INSTRUCTIONS FOR THE TASK: Extract the complete listing and output it unchanged.

DATASET EXCERPTS:
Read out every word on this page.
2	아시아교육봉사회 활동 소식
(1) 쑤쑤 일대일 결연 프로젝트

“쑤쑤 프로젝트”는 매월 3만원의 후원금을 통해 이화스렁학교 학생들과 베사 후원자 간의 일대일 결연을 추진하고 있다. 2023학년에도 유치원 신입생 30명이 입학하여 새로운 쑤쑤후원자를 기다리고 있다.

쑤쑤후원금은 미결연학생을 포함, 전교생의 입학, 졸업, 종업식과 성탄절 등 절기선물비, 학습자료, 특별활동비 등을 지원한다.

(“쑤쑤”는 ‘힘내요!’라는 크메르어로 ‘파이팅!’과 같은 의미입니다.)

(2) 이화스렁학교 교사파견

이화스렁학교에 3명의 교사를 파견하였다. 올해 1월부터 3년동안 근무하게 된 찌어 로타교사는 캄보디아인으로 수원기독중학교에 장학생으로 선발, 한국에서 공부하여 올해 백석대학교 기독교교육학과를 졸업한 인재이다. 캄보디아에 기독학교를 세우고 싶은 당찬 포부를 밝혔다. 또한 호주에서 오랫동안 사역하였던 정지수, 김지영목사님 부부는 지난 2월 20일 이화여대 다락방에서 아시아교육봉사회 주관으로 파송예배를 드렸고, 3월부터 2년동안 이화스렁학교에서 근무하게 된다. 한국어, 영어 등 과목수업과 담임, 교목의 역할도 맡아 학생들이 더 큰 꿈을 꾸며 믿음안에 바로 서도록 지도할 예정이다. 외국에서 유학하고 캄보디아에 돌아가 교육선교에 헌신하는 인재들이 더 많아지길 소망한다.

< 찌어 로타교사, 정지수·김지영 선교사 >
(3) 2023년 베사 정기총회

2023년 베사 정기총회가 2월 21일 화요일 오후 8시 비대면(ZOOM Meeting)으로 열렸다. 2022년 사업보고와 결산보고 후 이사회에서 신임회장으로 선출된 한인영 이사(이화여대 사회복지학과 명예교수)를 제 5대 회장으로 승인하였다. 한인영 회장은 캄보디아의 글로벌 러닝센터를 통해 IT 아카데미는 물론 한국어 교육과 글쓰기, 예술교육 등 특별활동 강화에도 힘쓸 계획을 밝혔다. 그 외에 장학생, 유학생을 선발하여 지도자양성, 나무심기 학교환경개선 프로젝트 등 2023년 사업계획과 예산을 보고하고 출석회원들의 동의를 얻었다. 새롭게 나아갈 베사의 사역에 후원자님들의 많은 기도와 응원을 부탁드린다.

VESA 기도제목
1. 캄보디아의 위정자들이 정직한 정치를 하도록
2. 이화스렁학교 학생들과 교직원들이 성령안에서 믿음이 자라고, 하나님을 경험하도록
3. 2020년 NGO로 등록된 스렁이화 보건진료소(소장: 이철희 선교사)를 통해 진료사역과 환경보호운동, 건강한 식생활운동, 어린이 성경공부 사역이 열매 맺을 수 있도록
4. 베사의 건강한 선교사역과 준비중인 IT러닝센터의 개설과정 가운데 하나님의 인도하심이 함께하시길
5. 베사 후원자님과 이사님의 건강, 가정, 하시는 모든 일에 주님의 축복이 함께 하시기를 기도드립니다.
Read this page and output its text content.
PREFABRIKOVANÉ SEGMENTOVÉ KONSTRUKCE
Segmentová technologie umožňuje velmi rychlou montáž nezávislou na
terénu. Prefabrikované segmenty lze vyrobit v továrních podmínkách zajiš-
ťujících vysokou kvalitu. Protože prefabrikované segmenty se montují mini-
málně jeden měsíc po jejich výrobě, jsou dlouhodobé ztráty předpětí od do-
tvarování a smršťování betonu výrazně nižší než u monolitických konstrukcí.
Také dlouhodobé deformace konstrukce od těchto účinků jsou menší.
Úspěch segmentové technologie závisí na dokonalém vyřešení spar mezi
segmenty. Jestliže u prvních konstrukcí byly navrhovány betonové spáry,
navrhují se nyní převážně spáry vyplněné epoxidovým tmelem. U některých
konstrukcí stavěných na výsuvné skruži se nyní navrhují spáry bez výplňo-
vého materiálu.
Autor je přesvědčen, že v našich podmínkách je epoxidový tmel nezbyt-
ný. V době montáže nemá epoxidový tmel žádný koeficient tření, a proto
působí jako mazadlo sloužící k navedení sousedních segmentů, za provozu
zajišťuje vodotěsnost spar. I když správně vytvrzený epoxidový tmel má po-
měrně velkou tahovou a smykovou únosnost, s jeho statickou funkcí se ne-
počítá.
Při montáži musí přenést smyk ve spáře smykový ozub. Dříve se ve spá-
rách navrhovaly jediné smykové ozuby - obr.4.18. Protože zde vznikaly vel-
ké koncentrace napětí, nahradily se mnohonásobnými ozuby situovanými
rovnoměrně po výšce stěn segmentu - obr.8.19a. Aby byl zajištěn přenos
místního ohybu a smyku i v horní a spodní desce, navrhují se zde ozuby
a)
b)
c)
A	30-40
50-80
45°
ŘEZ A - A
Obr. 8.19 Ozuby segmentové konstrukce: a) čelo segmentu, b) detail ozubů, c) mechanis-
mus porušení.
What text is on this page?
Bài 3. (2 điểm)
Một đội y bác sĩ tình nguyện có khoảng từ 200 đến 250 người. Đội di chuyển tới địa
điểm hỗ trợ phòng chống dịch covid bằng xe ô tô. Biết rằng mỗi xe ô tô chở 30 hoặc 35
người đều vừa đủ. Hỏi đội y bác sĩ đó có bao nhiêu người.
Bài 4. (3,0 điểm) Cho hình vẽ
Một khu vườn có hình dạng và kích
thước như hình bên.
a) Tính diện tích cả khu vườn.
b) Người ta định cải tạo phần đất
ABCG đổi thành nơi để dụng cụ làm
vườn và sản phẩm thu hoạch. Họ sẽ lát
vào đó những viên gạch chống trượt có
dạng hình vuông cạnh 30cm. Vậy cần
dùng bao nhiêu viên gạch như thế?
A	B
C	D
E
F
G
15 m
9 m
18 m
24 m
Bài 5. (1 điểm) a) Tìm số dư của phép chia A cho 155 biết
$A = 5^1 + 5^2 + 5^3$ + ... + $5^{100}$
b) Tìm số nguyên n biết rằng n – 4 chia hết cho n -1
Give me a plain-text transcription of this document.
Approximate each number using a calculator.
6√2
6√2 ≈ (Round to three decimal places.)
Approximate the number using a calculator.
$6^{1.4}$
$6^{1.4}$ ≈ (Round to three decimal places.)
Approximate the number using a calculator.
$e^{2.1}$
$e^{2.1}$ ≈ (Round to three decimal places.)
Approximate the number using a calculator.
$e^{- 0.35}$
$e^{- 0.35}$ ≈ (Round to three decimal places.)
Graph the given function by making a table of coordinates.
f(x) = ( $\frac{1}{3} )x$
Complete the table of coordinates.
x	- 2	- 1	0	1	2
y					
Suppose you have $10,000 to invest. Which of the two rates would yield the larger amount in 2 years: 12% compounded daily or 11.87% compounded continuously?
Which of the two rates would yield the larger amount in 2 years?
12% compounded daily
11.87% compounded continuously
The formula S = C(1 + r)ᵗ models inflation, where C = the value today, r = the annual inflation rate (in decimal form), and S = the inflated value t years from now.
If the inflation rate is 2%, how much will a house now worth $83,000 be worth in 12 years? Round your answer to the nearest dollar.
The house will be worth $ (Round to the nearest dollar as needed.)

THE COMPLETED TASK:
Read out every word on this page.
2	아시아교육봉사회 활동 소식
(1) 쑤쑤 일대일 결연 프로젝트

“쑤쑤 프로젝트”는 매월 3만원의 후원금을 통해 이화스렁학교 학생들과 베사 후원자 간의 일대일 결연을 추진하고 있다. 2023학년에도 유치원 신입생 30명이 입학하여 새로운 쑤쑤후원자를 기다리고 있다.

쑤쑤후원금은 미결연학생을 포함, 전교생의 입학, 졸업, 종업식과 성탄절 등 절기선물비, 학습자료, 특별활동비 등을 지원한다.

(“쑤쑤”는 ‘힘내요!’라는 크메르어로 ‘파이팅!’과 같은 의미입니다.)

(2) 이화스렁학교 교사파견

이화스렁학교에 3명의 교사를 파견하였다. 올해 1월부터 3년동안 근무하게 된 찌어 로타교사는 캄보디아인으로 수원기독중학교에 장학생으로 선발, 한국에서 공부하여 올해 백석대학교 기독교교육학과를 졸업한 인재이다. 캄보디아에 기독학교를 세우고 싶은 당찬 포부를 밝혔다. 또한 호주에서 오랫동안 사역하였던 정지수, 김지영목사님 부부는 지난 2월 20일 이화여대 다락방에서 아시아교육봉사회 주관으로 파송예배를 드렸고, 3월부터 2년동안 이화스렁학교에서 근무하게 된다. 한국어, 영어 등 과목수업과 담임, 교목의 역할도 맡아 학생들이 더 큰 꿈을 꾸며 믿음안에 바로 서도록 지도할 예정이다. 외국에서 유학하고 캄보디아에 돌아가 교육선교에 헌신하는 인재들이 더 많아지길 소망한다.

< 찌어 로타교사, 정지수·김지영 선교사 >
(3) 2023년 베사 정기총회

2023년 베사 정기총회가 2월 21일 화요일 오후 8시 비대면(ZOOM Meeting)으로 열렸다. 2022년 사업보고와 결산보고 후 이사회에서 신임회장으로 선출된 한인영 이사(이화여대 사회복지학과 명예교수)를 제 5대 회장으로 승인하였다. 한인영 회장은 캄보디아의 글로벌 러닝센터를 통해 IT 아카데미는 물론 한국어 교육과 글쓰기, 예술교육 등 특별활동 강화에도 힘쓸 계획을 밝혔다. 그 외에 장학생, 유학생을 선발하여 지도자양성, 나무심기 학교환경개선 프로젝트 등 2023년 사업계획과 예산을 보고하고 출석회원들의 동의를 얻었다. 새롭게 나아갈 베사의 사역에 후원자님들의 많은 기도와 응원을 부탁드린다.

VESA 기도제목
1. 캄보디아의 위정자들이 정직한 정치를 하도록
2. 이화스렁학교 학생들과 교직원들이 성령안에서 믿음이 자라고, 하나님을 경험하도록
3. 2020년 NGO로 등록된 스렁이화 보건진료소(소장: 이철희 선교사)를 통해 진료사역과 환경보호운동, 건강한 식생활운동, 어린이 성경공부 사역이 열매 맺을 수 있도록
4. 베사의 건강한 선교사역과 준비중인 IT러닝센터의 개설과정 가운데 하나님의 인도하심이 함께하시길
5. 베사 후원자님과 이사님의 건강, 가정, 하시는 모든 일에 주님의 축복이 함께 하시기를 기도드립니다.
Read this page and output its text content.
PREFABRIKOVANÉ SEGMENTOVÉ KONSTRUKCE
Segmentová technologie umožňuje velmi rychlou montáž nezávislou na
terénu. Prefabrikované segmenty lze vyrobit v továrních podmínkách zajiš-
ťujících vysokou kvalitu. Protože prefabrikované segmenty se montují mini-
málně jeden měsíc po jejich výrobě, jsou dlouhodobé ztráty předpětí od do-
tvarování a smršťování betonu výrazně nižší než u monolitických konstrukcí.
Také dlouhodobé deformace konstrukce od těchto účinků jsou menší.
Úspěch segmentové technologie závisí na dokonalém vyřešení spar mezi
segmenty. Jestliže u prvních konstrukcí byly navrhovány betonové spáry,
navrhují se nyní převážně spáry vyplněné epoxidovým tmelem. U některých
konstrukcí stavěných na výsuvné skruži se nyní navrhují spáry bez výplňo-
vého materiálu.
Autor je přesvědčen, že v našich podmínkách je epoxidový tmel nezbyt-
ný. V době montáže nemá epoxidový tmel žádný koeficient tření, a proto
působí jako mazadlo sloužící k navedení sousedních segmentů, za provozu
zajišťuje vodotěsnost spar. I když správně vytvrzený epoxidový tmel má po-
měrně velkou tahovou a smykovou únosnost, s jeho statickou funkcí se ne-
počítá.
Při montáži musí přenést smyk ve spáře smykový ozub. Dříve se ve spá-
rách navrhovaly jediné smykové ozuby - obr.4.18. Protože zde vznikaly vel-
ké koncentrace napětí, nahradily se mnohonásobnými ozuby situovanými
rovnoměrně po výšce stěn segmentu - obr.8.19a. Aby byl zajištěn přenos
místního ohybu a smyku i v horní a spodní desce, navrhují se zde ozuby
a)
b)
c)
A	30-40
50-80
45°
ŘEZ A - A
Obr. 8.19 Ozuby segmentové konstrukce: a) čelo segmentu, b) detail ozubů, c) mechanis-
mus porušení.
What text is on this page?
Bài 3. (2 điểm)
Một đội y bác sĩ tình nguyện có khoảng từ 200 đến 250 người. Đội di chuyển tới địa
điểm hỗ trợ phòng chống dịch covid bằng xe ô tô. Biết rằng mỗi xe ô tô chở 30 hoặc 35
người đều vừa đủ. Hỏi đội y bác sĩ đó có bao nhiêu người.
Bài 4. (3,0 điểm) Cho hình vẽ
Một khu vườn có hình dạng và kích
thước như hình bên.
a) Tính diện tích cả khu vườn.
b) Người ta định cải tạo phần đất
ABCG đổi thành nơi để dụng cụ làm
vườn và sản phẩm thu hoạch. Họ sẽ lát
vào đó những viên gạch chống trượt có
dạng hình vuông cạnh 30cm. Vậy cần
dùng bao nhiêu viên gạch như thế?
A	B
C	D
E
F
G
15 m
9 m
18 m
24 m
Bài 5. (1 điểm) a) Tìm số dư của phép chia A cho 155 biết
$A = 5^1 + 5^2 + 5^3$ + ... + $5^{100}$
b) Tìm số nguyên n biết rằng n – 4 chia hết cho n -1
Give me a plain-text transcription of this document.
Approximate each number using a calculator.
6√2
6√2 ≈ (Round to three decimal places.)
Approximate the number using a calculator.
$6^{1.4}$
$6^{1.4}$ ≈ (Round to three decimal places.)
Approximate the number using a calculator.
$e^{2.1}$
$e^{2.1}$ ≈ (Round to three decimal places.)
Approximate the number using a calculator.
$e^{- 0.35}$
$e^{- 0.35}$ ≈ (Round to three decimal places.)
Graph the given function by making a table of coordinates.
f(x) = ( $\frac{1}{3} )x$
Complete the table of coordinates.
x	- 2	- 1	0	1	2
y					
Suppose you have $10,000 to invest. Which of the two rates would yield the larger amount in 2 years: 12% compounded daily or 11.87% compounded continuously?
Which of the two rates would yield the larger amount in 2 years?
12% compounded daily
11.87% compounded continuously
The formula S = C(1 + r)ᵗ models inflation, where C = the value today, r = the annual inflation rate (in decimal form), and S = the inflated value t years from now.
If the inflation rate is 2%, how much will a house now worth $83,000 be worth in 12 years? Round your answer to the nearest dollar.
The house will be worth $ (Round to the nearest dollar as needed.)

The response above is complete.